====== Supplied data ======

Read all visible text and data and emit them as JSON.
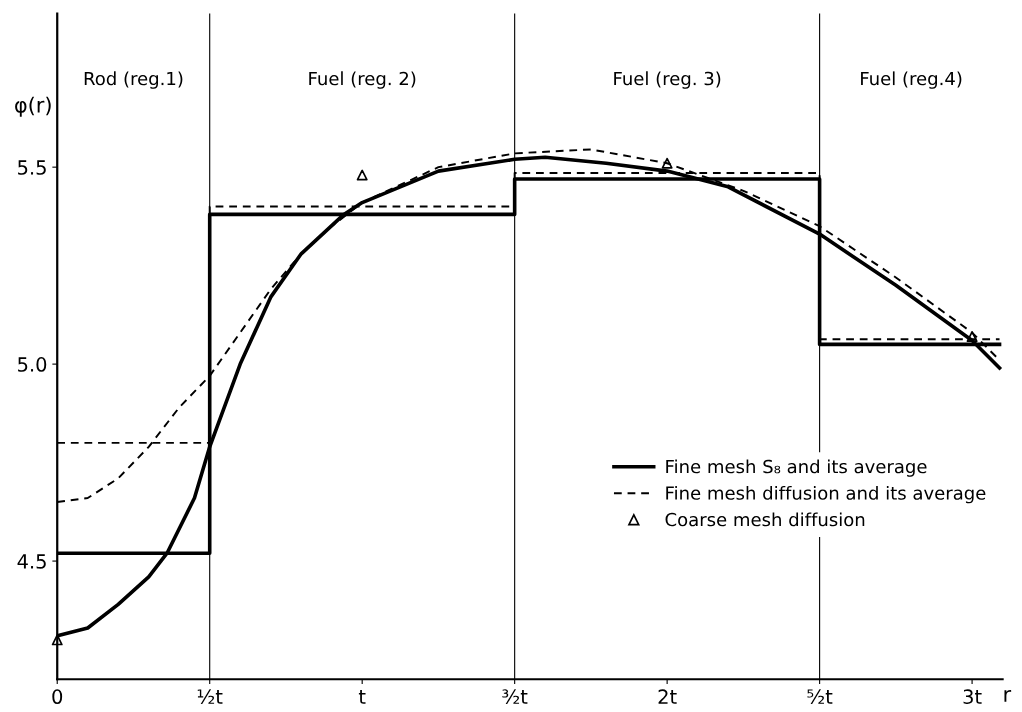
{
  "chart_data": {
    "type": "line",
    "xlabel": "r",
    "ylabel": "φ(r)",
    "xlim": [
      0,
      3.1
    ],
    "ylim": [
      4.2,
      5.89
    ],
    "xticks": [
      {
        "value": 0,
        "label": "0"
      },
      {
        "value": 0.5,
        "label": "½t"
      },
      {
        "value": 1,
        "label": "t"
      },
      {
        "value": 1.5,
        "label": "³⁄₂t"
      },
      {
        "value": 2,
        "label": "2t"
      },
      {
        "value": 2.5,
        "label": "⁵⁄₂t"
      },
      {
        "value": 3,
        "label": "3t"
      }
    ],
    "yticks": [
      {
        "value": 4.5,
        "label": "4.5"
      },
      {
        "value": 5.0,
        "label": "5.0"
      },
      {
        "value": 5.5,
        "label": "5.5"
      }
    ],
    "grid": false,
    "legend": "lower right",
    "series": [
      {
        "name": "Fine mesh S₈ and its average",
        "line_style": "solid",
        "color": "#000000",
        "x": [
          0,
          0.1,
          0.2,
          0.3,
          0.36,
          0.45,
          0.5,
          0.6,
          0.7,
          0.8,
          0.94,
          1.0,
          1.25,
          1.5,
          1.6,
          1.8,
          2.0,
          2.2,
          2.5,
          2.75,
          3.0,
          3.09
        ],
        "values": [
          4.31,
          4.33,
          4.39,
          4.46,
          4.52,
          4.66,
          4.79,
          5.0,
          5.17,
          5.28,
          5.38,
          5.41,
          5.49,
          5.52,
          5.525,
          5.51,
          5.49,
          5.45,
          5.33,
          5.2,
          5.06,
          4.99
        ]
      },
      {
        "type": "step",
        "line_style": "solid",
        "color": "#000000",
        "x": [
          0,
          0.5,
          1.5,
          2.5,
          3.09
        ],
        "values": [
          4.52,
          5.38,
          5.47,
          5.05,
          5.05
        ]
      },
      {
        "name": "Fine mesh diffusion and its average",
        "line_style": "dashed",
        "color": "#000000",
        "x": [
          0,
          0.1,
          0.2,
          0.3,
          0.4,
          0.5,
          0.6,
          0.7,
          0.8,
          0.9,
          1.0,
          1.25,
          1.5,
          1.75,
          2.0,
          2.25,
          2.5,
          2.75,
          3.0,
          3.09
        ],
        "values": [
          4.65,
          4.66,
          4.71,
          4.79,
          4.89,
          4.97,
          5.08,
          5.19,
          5.28,
          5.35,
          5.41,
          5.5,
          5.535,
          5.545,
          5.51,
          5.44,
          5.35,
          5.22,
          5.08,
          5.01
        ]
      },
      {
        "type": "step",
        "line_style": "dashed",
        "color": "#000000",
        "x": [
          0,
          0.5,
          1.5,
          2.5,
          3.09
        ],
        "values": [
          4.8,
          5.4,
          5.485,
          5.063,
          5.063
        ]
      },
      {
        "name": "Coarse mesh diffusion",
        "type": "scatter",
        "marker": "triangle",
        "color": "#000000",
        "x": [
          0,
          1,
          2,
          3
        ],
        "values": [
          4.3,
          5.48,
          5.51,
          5.07
        ]
      }
    ],
    "ref_lines": [
      {
        "axis": "x",
        "value": 0.5,
        "color": "#000000"
      },
      {
        "axis": "x",
        "value": 1.5,
        "color": "#000000"
      },
      {
        "axis": "x",
        "value": 2.5,
        "color": "#000000"
      }
    ],
    "annotations": [
      "Rod (reg.1)",
      "Fuel (reg. 2)",
      "Fuel (reg. 3)",
      "Fuel (reg.4)"
    ]
  }
}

======

> [Goal] All of the material above should be reproduced exactly, except the pictures.

> [Solution to this task]
Read all visible text and data and emit them as JSON.
{
  "chart_data": {
    "type": "line",
    "xlabel": "r",
    "ylabel": "φ(r)",
    "xlim": [
      0,
      3.1
    ],
    "ylim": [
      4.2,
      5.89
    ],
    "xticks": [
      {
        "value": 0,
        "label": "0"
      },
      {
        "value": 0.5,
        "label": "½t"
      },
      {
        "value": 1,
        "label": "t"
      },
      {
        "value": 1.5,
        "label": "³⁄₂t"
      },
      {
        "value": 2,
        "label": "2t"
      },
      {
        "value": 2.5,
        "label": "⁵⁄₂t"
      },
      {
        "value": 3,
        "label": "3t"
      }
    ],
    "yticks": [
      {
        "value": 4.5,
        "label": "4.5"
      },
      {
        "value": 5.0,
        "label": "5.0"
      },
      {
        "value": 5.5,
        "label": "5.5"
      }
    ],
    "grid": false,
    "legend": "lower right",
    "series": [
      {
        "name": "Fine mesh S₈ and its average",
        "line_style": "solid",
        "color": "#000000",
        "x": [
          0,
          0.1,
          0.2,
          0.3,
          0.36,
          0.45,
          0.5,
          0.6,
          0.7,
          0.8,
          0.94,
          1.0,
          1.25,
          1.5,
          1.6,
          1.8,
          2.0,
          2.2,
          2.5,
          2.75,
          3.0,
          3.09
        ],
        "values": [
          4.31,
          4.33,
          4.39,
          4.46,
          4.52,
          4.66,
          4.79,
          5.0,
          5.17,
          5.28,
          5.38,
          5.41,
          5.49,
          5.52,
          5.525,
          5.51,
          5.49,
          5.45,
          5.33,
          5.2,
          5.06,
          4.99
        ]
      },
      {
        "type": "step",
        "line_style": "solid",
        "color": "#000000",
        "x": [
          0,
          0.5,
          1.5,
          2.5,
          3.09
        ],
        "values": [
          4.52,
          5.38,
          5.47,
          5.05,
          5.05
        ]
      },
      {
        "name": "Fine mesh diffusion and its average",
        "line_style": "dashed",
        "color": "#000000",
        "x": [
          0,
          0.1,
          0.2,
          0.3,
          0.4,
          0.5,
          0.6,
          0.7,
          0.8,
          0.9,
          1.0,
          1.25,
          1.5,
          1.75,
          2.0,
          2.25,
          2.5,
          2.75,
          3.0,
          3.09
        ],
        "values": [
          4.65,
          4.66,
          4.71,
          4.79,
          4.89,
          4.97,
          5.08,
          5.19,
          5.28,
          5.35,
          5.41,
          5.5,
          5.535,
          5.545,
          5.51,
          5.44,
          5.35,
          5.22,
          5.08,
          5.01
        ]
      },
      {
        "type": "step",
        "line_style": "dashed",
        "color": "#000000",
        "x": [
          0,
          0.5,
          1.5,
          2.5,
          3.09
        ],
        "values": [
          4.8,
          5.4,
          5.485,
          5.063,
          5.063
        ]
      },
      {
        "name": "Coarse mesh diffusion",
        "type": "scatter",
        "marker": "triangle",
        "color": "#000000",
        "x": [
          0,
          1,
          2,
          3
        ],
        "values": [
          4.3,
          5.48,
          5.51,
          5.07
        ]
      }
    ],
    "ref_lines": [
      {
        "axis": "x",
        "value": 0.5,
        "color": "#000000"
      },
      {
        "axis": "x",
        "value": 1.5,
        "color": "#000000"
      },
      {
        "axis": "x",
        "value": 2.5,
        "color": "#000000"
      }
    ],
    "annotations": [
      "Rod (reg.1)",
      "Fuel (reg. 2)",
      "Fuel (reg. 3)",
      "Fuel (reg.4)"
    ]
  }
}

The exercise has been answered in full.